Exercise instructions :: Copy every entry word for word. Skip the pictures.

Provided information ::
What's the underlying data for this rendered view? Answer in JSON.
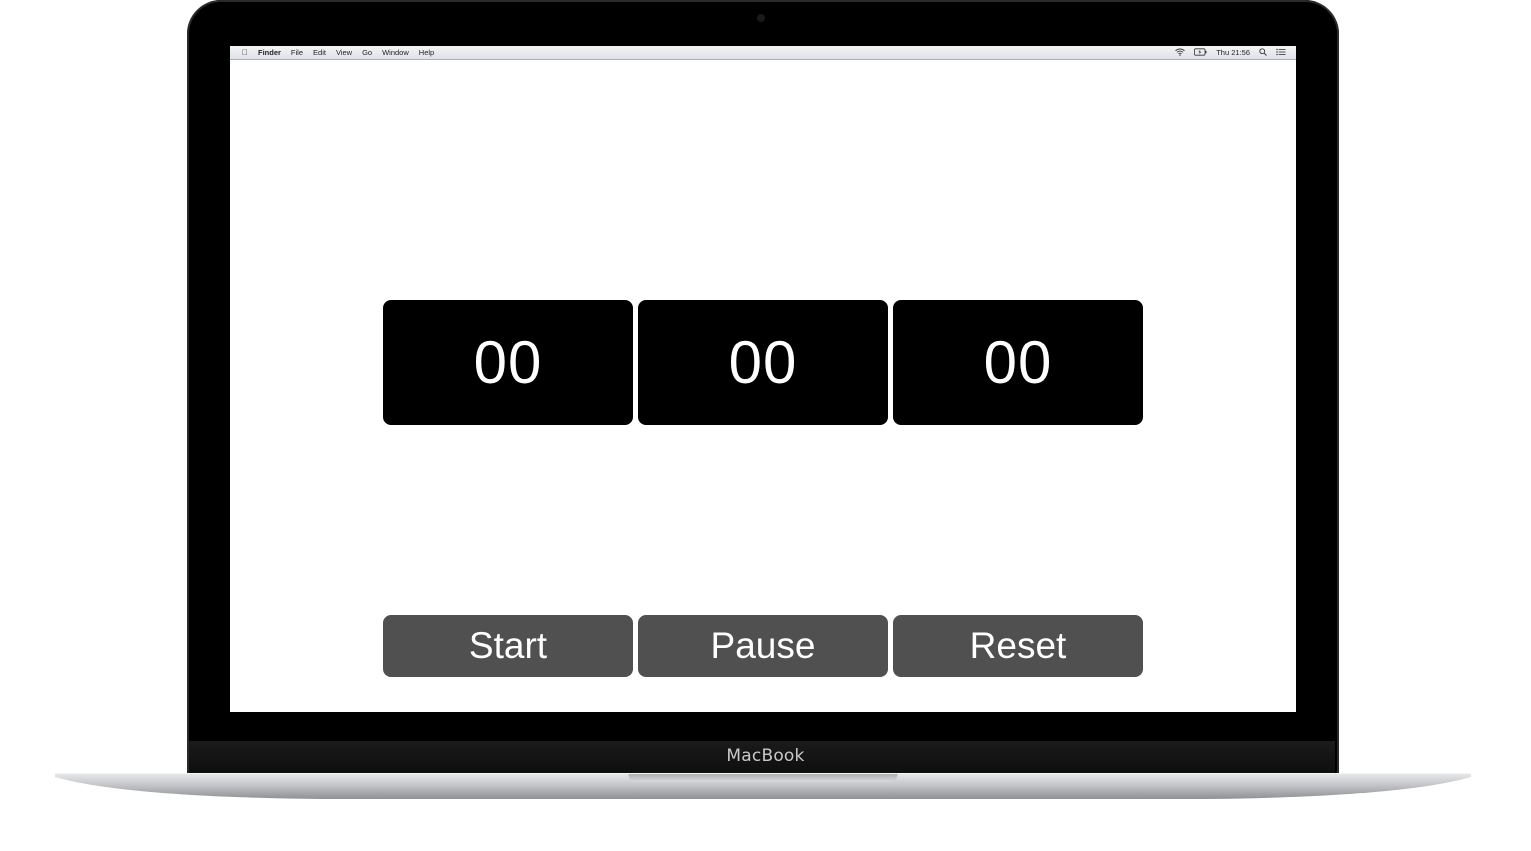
{
  "device": {
    "brand_label": "MacBook"
  },
  "menubar": {
    "apple_icon": "apple-icon",
    "app_name": "Finder",
    "items": [
      "File",
      "Edit",
      "View",
      "Go",
      "Window",
      "Help"
    ],
    "clock": "Thu 21:56",
    "status_icons": [
      "wifi-icon",
      "battery-icon",
      "search-icon",
      "list-icon"
    ]
  },
  "timer": {
    "hours": "00",
    "minutes": "00",
    "seconds": "00"
  },
  "controls": {
    "start_label": "Start",
    "pause_label": "Pause",
    "reset_label": "Reset"
  },
  "colors": {
    "timer_box": "#000000",
    "timer_text": "#ffffff",
    "button_bg": "#505050",
    "button_text": "#ffffff"
  }
}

Written response ::
What's the underlying data for this rendered view? Answer in JSON.
{
  "device": {
    "brand_label": "MacBook"
  },
  "menubar": {
    "apple_icon": "apple-icon",
    "app_name": "Finder",
    "items": [
      "File",
      "Edit",
      "View",
      "Go",
      "Window",
      "Help"
    ],
    "clock": "Thu 21:56",
    "status_icons": [
      "wifi-icon",
      "battery-icon",
      "search-icon",
      "list-icon"
    ]
  },
  "timer": {
    "hours": "00",
    "minutes": "00",
    "seconds": "00"
  },
  "controls": {
    "start_label": "Start",
    "pause_label": "Pause",
    "reset_label": "Reset"
  },
  "colors": {
    "timer_box": "#000000",
    "timer_text": "#ffffff",
    "button_bg": "#505050",
    "button_text": "#ffffff"
  }
}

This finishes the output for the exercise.